Record extracts:
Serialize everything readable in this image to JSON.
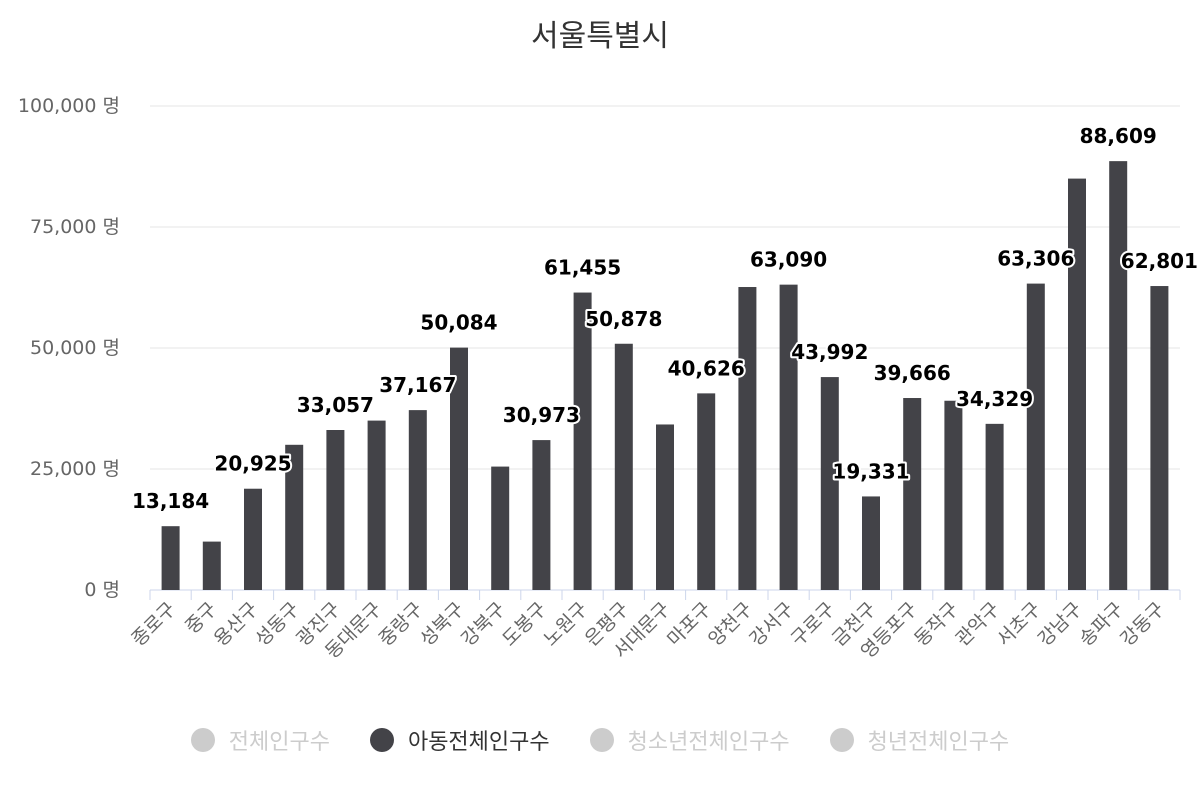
{
  "chart_data": {
    "type": "bar",
    "title": "서울특별시",
    "unit": "명",
    "ylim": [
      0,
      100000
    ],
    "yticks": [
      0,
      25000,
      50000,
      75000,
      100000
    ],
    "ytick_labels": [
      "0 명",
      "25,000 명",
      "50,000 명",
      "75,000 명",
      "100,000 명"
    ],
    "categories": [
      "종로구",
      "중구",
      "용산구",
      "성동구",
      "광진구",
      "동대문구",
      "중랑구",
      "성북구",
      "강북구",
      "도봉구",
      "노원구",
      "은평구",
      "서대문구",
      "마포구",
      "양천구",
      "강서구",
      "구로구",
      "금천구",
      "영등포구",
      "동작구",
      "관악구",
      "서초구",
      "강남구",
      "송파구",
      "강동구"
    ],
    "series": [
      {
        "name": "아동전체인구수",
        "color": "#434348",
        "values": [
          13184,
          10000,
          20925,
          30000,
          33057,
          35000,
          37167,
          50084,
          25500,
          30973,
          61455,
          50878,
          34200,
          40626,
          62600,
          63090,
          43992,
          19331,
          39666,
          39100,
          34329,
          63306,
          85000,
          88609,
          62801
        ]
      }
    ],
    "data_labels": [
      {
        "category": "종로구",
        "text": "13,184"
      },
      {
        "category": "용산구",
        "text": "20,925"
      },
      {
        "category": "광진구",
        "text": "33,057"
      },
      {
        "category": "중랑구",
        "text": "37,167"
      },
      {
        "category": "성북구",
        "text": "50,084"
      },
      {
        "category": "도봉구",
        "text": "30,973"
      },
      {
        "category": "노원구",
        "text": "61,455"
      },
      {
        "category": "은평구",
        "text": "50,878"
      },
      {
        "category": "마포구",
        "text": "40,626"
      },
      {
        "category": "강서구",
        "text": "63,090"
      },
      {
        "category": "구로구",
        "text": "43,992"
      },
      {
        "category": "금천구",
        "text": "19,331"
      },
      {
        "category": "영등포구",
        "text": "39,666"
      },
      {
        "category": "관악구",
        "text": "34,329"
      },
      {
        "category": "서초구",
        "text": "63,306"
      },
      {
        "category": "송파구",
        "text": "88,609"
      },
      {
        "category": "강동구",
        "text": "62,801"
      }
    ],
    "legend": [
      {
        "name": "전체인구수",
        "active": false,
        "color": "#cccccc"
      },
      {
        "name": "아동전체인구수",
        "active": true,
        "color": "#434348"
      },
      {
        "name": "청소년전체인구수",
        "active": false,
        "color": "#cccccc"
      },
      {
        "name": "청년전체인구수",
        "active": false,
        "color": "#cccccc"
      }
    ]
  }
}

Problem statement: Your task is to return the entries above exactly, with no pictures.

Solution to this exercise:
Serialize everything readable in this image to JSON.
{
  "chart_data": {
    "type": "bar",
    "title": "서울특별시",
    "unit": "명",
    "ylim": [
      0,
      100000
    ],
    "yticks": [
      0,
      25000,
      50000,
      75000,
      100000
    ],
    "ytick_labels": [
      "0 명",
      "25,000 명",
      "50,000 명",
      "75,000 명",
      "100,000 명"
    ],
    "categories": [
      "종로구",
      "중구",
      "용산구",
      "성동구",
      "광진구",
      "동대문구",
      "중랑구",
      "성북구",
      "강북구",
      "도봉구",
      "노원구",
      "은평구",
      "서대문구",
      "마포구",
      "양천구",
      "강서구",
      "구로구",
      "금천구",
      "영등포구",
      "동작구",
      "관악구",
      "서초구",
      "강남구",
      "송파구",
      "강동구"
    ],
    "series": [
      {
        "name": "아동전체인구수",
        "color": "#434348",
        "values": [
          13184,
          10000,
          20925,
          30000,
          33057,
          35000,
          37167,
          50084,
          25500,
          30973,
          61455,
          50878,
          34200,
          40626,
          62600,
          63090,
          43992,
          19331,
          39666,
          39100,
          34329,
          63306,
          85000,
          88609,
          62801
        ]
      }
    ],
    "data_labels": [
      {
        "category": "종로구",
        "text": "13,184"
      },
      {
        "category": "용산구",
        "text": "20,925"
      },
      {
        "category": "광진구",
        "text": "33,057"
      },
      {
        "category": "중랑구",
        "text": "37,167"
      },
      {
        "category": "성북구",
        "text": "50,084"
      },
      {
        "category": "도봉구",
        "text": "30,973"
      },
      {
        "category": "노원구",
        "text": "61,455"
      },
      {
        "category": "은평구",
        "text": "50,878"
      },
      {
        "category": "마포구",
        "text": "40,626"
      },
      {
        "category": "강서구",
        "text": "63,090"
      },
      {
        "category": "구로구",
        "text": "43,992"
      },
      {
        "category": "금천구",
        "text": "19,331"
      },
      {
        "category": "영등포구",
        "text": "39,666"
      },
      {
        "category": "관악구",
        "text": "34,329"
      },
      {
        "category": "서초구",
        "text": "63,306"
      },
      {
        "category": "송파구",
        "text": "88,609"
      },
      {
        "category": "강동구",
        "text": "62,801"
      }
    ],
    "legend": [
      {
        "name": "전체인구수",
        "active": false,
        "color": "#cccccc"
      },
      {
        "name": "아동전체인구수",
        "active": true,
        "color": "#434348"
      },
      {
        "name": "청소년전체인구수",
        "active": false,
        "color": "#cccccc"
      },
      {
        "name": "청년전체인구수",
        "active": false,
        "color": "#cccccc"
      }
    ]
  }
}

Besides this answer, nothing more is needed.